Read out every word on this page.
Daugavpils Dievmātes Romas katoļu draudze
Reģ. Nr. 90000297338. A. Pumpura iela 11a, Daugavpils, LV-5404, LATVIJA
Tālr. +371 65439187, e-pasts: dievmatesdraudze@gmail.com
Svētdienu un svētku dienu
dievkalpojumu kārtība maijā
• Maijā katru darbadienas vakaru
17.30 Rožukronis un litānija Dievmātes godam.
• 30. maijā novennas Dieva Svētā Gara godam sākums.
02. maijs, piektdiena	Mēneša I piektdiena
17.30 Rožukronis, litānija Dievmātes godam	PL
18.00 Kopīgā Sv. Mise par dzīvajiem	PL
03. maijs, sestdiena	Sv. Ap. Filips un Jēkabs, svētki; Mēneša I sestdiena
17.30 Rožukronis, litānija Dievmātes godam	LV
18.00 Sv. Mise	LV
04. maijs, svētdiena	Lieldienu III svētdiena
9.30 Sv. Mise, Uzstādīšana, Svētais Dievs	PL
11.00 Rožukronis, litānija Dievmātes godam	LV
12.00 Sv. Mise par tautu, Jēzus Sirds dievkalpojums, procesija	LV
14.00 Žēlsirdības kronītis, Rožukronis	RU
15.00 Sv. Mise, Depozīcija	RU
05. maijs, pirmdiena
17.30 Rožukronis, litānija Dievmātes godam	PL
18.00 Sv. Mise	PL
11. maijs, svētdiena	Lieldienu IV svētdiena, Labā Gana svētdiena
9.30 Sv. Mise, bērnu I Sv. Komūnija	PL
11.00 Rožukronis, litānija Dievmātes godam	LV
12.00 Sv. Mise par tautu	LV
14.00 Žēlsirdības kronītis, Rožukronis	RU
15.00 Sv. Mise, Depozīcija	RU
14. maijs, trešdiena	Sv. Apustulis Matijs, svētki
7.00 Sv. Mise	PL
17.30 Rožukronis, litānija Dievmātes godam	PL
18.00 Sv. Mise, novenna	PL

◆ ◆ ◆ ◆

### STATED PROBLEM:
All the entries above need to be reproduced exactly.

### WRITTEN REPLY:
Read out every word on this page.
Daugavpils Dievmātes Romas katoļu draudze
Reģ. Nr. 90000297338. A. Pumpura iela 11a, Daugavpils, LV-5404, LATVIJA
Tālr. +371 65439187, e-pasts: dievmatesdraudze@gmail.com
Svētdienu un svētku dienu
dievkalpojumu kārtība maijā
• Maijā katru darbadienas vakaru
17.30 Rožukronis un litānija Dievmātes godam.
• 30. maijā novennas Dieva Svētā Gara godam sākums.
02. maijs, piektdiena	Mēneša I piektdiena
17.30 Rožukronis, litānija Dievmātes godam	PL
18.00 Kopīgā Sv. Mise par dzīvajiem	PL
03. maijs, sestdiena	Sv. Ap. Filips un Jēkabs, svētki; Mēneša I sestdiena
17.30 Rožukronis, litānija Dievmātes godam	LV
18.00 Sv. Mise	LV
04. maijs, svētdiena	Lieldienu III svētdiena
9.30 Sv. Mise, Uzstādīšana, Svētais Dievs	PL
11.00 Rožukronis, litānija Dievmātes godam	LV
12.00 Sv. Mise par tautu, Jēzus Sirds dievkalpojums, procesija	LV
14.00 Žēlsirdības kronītis, Rožukronis	RU
15.00 Sv. Mise, Depozīcija	RU
05. maijs, pirmdiena
17.30 Rožukronis, litānija Dievmātes godam	PL
18.00 Sv. Mise	PL
11. maijs, svētdiena	Lieldienu IV svētdiena, Labā Gana svētdiena
9.30 Sv. Mise, bērnu I Sv. Komūnija	PL
11.00 Rožukronis, litānija Dievmātes godam	LV
12.00 Sv. Mise par tautu	LV
14.00 Žēlsirdības kronītis, Rožukronis	RU
15.00 Sv. Mise, Depozīcija	RU
14. maijs, trešdiena	Sv. Apustulis Matijs, svētki
7.00 Sv. Mise	PL
17.30 Rožukronis, litānija Dievmātes godam	PL
18.00 Sv. Mise, novenna	PL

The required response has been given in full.